Data lines:
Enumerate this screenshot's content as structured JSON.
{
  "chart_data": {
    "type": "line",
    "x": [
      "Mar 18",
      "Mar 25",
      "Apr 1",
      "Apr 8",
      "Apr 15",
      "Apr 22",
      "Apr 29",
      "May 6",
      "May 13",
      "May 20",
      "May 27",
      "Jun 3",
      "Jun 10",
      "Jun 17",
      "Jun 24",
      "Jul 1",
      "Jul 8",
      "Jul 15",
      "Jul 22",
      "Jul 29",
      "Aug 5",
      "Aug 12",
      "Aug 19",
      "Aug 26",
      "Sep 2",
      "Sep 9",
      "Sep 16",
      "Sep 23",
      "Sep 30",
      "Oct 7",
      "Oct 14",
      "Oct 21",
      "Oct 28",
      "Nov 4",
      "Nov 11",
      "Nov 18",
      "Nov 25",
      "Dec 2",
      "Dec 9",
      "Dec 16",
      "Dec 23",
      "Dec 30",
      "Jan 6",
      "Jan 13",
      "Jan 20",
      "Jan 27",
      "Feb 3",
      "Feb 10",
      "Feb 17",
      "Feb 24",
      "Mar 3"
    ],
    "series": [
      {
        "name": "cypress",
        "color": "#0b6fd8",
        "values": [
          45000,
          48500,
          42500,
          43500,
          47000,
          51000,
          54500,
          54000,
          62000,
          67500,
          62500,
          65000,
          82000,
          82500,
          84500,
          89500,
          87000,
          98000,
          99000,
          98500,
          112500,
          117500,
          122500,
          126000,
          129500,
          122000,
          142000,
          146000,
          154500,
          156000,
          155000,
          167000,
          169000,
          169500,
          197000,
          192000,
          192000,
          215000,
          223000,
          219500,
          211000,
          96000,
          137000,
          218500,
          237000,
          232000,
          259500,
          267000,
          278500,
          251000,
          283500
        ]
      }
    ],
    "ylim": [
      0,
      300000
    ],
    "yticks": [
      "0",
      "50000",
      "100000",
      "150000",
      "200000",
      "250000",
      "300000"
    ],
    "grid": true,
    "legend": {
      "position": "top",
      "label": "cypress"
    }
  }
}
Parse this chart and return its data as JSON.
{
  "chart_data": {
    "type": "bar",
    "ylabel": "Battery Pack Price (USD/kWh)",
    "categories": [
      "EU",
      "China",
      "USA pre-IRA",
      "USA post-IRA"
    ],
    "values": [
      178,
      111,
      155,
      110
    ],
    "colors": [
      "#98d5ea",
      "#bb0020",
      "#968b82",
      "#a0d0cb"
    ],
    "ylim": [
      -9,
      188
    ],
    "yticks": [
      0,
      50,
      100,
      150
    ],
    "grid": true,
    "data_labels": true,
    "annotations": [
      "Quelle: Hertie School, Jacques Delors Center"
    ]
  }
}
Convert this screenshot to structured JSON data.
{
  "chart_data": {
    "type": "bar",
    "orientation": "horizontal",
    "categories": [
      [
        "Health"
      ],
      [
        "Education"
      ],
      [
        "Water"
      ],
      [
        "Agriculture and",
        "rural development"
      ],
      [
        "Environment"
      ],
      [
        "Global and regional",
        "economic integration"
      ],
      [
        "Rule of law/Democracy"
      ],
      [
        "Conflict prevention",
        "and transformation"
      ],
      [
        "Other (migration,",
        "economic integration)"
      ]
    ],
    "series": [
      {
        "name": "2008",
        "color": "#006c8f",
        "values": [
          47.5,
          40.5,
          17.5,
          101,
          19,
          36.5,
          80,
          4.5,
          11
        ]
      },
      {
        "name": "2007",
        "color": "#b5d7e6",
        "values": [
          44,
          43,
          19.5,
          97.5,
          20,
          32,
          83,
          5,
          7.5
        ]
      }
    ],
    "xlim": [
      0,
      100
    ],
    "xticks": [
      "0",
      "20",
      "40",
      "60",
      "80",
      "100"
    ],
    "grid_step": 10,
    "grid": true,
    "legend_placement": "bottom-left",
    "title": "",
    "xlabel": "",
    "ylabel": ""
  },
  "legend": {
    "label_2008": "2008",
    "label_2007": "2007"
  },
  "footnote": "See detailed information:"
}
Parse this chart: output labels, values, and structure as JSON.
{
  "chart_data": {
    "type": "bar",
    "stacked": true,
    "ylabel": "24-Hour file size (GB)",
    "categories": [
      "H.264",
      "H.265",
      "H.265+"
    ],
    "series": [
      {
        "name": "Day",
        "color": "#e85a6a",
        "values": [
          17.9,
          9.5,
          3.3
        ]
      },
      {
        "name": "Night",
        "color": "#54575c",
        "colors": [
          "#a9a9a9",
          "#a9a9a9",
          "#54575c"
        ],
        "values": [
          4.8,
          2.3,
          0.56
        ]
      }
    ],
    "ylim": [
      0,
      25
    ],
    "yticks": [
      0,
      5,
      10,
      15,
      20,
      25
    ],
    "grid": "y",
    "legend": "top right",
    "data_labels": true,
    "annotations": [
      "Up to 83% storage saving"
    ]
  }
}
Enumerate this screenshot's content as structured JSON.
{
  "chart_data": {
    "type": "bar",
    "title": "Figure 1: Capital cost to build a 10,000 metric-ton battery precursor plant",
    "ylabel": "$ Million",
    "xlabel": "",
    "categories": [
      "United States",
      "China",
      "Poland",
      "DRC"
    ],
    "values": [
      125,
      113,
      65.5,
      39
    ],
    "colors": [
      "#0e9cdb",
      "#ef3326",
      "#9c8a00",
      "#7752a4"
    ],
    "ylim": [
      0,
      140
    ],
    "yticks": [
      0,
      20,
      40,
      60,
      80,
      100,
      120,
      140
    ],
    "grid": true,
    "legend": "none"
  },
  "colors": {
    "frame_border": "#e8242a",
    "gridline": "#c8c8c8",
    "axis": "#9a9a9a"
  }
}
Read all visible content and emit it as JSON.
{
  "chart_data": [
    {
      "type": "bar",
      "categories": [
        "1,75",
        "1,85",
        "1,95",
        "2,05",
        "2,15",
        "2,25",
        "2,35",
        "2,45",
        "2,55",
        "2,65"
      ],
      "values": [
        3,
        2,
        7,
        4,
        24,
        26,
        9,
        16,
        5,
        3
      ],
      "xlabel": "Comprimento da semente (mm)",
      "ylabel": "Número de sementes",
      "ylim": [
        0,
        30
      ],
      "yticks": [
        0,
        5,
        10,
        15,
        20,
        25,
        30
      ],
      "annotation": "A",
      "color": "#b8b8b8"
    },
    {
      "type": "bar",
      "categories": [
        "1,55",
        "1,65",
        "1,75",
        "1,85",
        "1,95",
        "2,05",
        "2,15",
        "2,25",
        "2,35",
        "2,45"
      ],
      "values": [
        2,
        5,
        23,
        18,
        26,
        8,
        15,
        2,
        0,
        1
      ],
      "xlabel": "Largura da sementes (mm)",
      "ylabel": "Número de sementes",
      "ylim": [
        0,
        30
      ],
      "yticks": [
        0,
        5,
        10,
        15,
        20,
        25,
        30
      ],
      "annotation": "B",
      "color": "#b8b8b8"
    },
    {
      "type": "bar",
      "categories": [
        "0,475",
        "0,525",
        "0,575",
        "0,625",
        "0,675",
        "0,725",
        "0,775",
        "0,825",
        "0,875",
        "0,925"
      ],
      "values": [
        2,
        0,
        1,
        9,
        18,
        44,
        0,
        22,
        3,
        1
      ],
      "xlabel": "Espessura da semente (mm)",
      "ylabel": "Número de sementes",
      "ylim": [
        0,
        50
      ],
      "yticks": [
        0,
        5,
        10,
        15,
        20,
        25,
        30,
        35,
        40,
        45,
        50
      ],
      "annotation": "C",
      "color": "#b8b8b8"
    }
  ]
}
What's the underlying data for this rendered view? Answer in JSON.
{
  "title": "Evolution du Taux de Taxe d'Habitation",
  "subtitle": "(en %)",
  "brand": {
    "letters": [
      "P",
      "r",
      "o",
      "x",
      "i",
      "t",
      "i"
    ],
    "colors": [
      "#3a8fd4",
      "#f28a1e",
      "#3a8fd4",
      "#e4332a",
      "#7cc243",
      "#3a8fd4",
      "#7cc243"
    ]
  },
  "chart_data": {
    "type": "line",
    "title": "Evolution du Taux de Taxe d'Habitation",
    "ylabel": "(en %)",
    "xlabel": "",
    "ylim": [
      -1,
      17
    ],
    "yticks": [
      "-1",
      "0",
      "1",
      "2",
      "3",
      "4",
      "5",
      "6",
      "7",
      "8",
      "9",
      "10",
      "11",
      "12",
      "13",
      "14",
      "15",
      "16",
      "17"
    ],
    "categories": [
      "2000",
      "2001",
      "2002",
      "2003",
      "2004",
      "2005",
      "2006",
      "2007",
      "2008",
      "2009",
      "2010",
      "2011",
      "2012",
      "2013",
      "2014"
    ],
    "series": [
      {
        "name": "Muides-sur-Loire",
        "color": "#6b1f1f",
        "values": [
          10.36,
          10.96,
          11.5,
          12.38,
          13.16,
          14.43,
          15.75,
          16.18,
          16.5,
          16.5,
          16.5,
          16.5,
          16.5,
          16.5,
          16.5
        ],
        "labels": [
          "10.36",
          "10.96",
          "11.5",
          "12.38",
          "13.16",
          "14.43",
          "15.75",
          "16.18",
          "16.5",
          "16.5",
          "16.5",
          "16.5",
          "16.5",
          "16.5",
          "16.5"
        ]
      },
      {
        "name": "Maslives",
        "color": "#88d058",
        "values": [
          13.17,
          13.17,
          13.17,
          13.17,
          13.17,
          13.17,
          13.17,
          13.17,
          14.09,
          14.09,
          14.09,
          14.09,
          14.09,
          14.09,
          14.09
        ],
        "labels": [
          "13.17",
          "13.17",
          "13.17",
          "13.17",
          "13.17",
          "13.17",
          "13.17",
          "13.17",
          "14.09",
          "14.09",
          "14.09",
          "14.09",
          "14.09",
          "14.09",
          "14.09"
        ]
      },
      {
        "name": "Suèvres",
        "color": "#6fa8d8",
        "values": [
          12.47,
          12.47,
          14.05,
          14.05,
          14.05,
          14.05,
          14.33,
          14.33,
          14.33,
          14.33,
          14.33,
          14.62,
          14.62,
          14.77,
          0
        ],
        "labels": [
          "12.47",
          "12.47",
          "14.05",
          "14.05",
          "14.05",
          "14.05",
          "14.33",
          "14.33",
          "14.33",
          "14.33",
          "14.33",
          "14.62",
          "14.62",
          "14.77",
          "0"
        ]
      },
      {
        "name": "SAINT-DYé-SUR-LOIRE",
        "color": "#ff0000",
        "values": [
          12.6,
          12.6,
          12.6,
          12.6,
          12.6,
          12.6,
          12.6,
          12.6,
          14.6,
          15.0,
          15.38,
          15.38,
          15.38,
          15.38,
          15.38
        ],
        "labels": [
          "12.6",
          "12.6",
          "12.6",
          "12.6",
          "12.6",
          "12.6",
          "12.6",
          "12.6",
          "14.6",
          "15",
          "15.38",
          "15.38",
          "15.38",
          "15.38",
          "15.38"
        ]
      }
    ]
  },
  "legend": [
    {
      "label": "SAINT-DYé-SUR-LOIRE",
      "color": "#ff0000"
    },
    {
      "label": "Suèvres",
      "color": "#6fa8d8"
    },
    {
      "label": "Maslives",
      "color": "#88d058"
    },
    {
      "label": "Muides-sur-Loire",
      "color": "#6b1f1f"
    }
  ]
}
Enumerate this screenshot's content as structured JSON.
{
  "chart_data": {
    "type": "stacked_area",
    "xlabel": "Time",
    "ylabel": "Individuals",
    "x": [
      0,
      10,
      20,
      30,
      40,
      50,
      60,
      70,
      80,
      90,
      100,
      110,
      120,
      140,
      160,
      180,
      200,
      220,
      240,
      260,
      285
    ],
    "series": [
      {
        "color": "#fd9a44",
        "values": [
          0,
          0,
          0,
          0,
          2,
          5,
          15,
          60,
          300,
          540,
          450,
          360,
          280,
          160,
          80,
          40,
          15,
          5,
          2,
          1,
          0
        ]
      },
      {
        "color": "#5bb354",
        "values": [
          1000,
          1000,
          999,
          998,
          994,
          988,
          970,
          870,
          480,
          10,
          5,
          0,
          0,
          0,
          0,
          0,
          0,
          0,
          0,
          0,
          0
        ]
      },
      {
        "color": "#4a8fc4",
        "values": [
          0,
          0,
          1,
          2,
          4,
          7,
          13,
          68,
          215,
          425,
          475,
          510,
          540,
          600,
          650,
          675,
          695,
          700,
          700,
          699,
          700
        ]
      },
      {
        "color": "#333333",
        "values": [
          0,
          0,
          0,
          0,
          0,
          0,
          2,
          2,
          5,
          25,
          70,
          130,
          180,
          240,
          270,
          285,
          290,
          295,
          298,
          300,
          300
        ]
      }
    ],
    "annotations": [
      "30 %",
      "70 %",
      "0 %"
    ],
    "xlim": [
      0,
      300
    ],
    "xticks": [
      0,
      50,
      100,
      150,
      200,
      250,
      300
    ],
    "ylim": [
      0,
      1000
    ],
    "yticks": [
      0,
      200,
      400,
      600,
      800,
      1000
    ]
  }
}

Requirements:
Copy each line of the listing that includes "xlabel".

Exercise response:
    "xlabel": "",
    "xlabel": "",
      "xlabel": "Comprimento da semente (mm)",
      "xlabel": "Largura da sementes (mm)",
      "xlabel": "Espessura da semente (mm)",
    "xlabel": "",
    "xlabel": "Time",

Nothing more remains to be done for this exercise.